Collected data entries
·····

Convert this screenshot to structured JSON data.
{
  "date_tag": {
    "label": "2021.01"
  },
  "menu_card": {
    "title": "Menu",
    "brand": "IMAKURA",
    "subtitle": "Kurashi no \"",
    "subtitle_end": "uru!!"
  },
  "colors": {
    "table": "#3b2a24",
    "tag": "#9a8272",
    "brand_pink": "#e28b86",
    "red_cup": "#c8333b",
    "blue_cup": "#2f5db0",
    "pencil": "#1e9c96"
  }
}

·····

■ **Exercise objective**
Return the material exactly as it stands.

■ **Result of this task**
Convert this screenshot to structured JSON data.
{
  "date_tag": {
    "label": "2021.01"
  },
  "menu_card": {
    "title": "Menu",
    "brand": "IMAKURA",
    "subtitle": "Kurashi no \"",
    "subtitle_end": "uru!!"
  },
  "colors": {
    "table": "#3b2a24",
    "tag": "#9a8272",
    "brand_pink": "#e28b86",
    "red_cup": "#c8333b",
    "blue_cup": "#2f5db0",
    "pencil": "#1e9c96"
  }
}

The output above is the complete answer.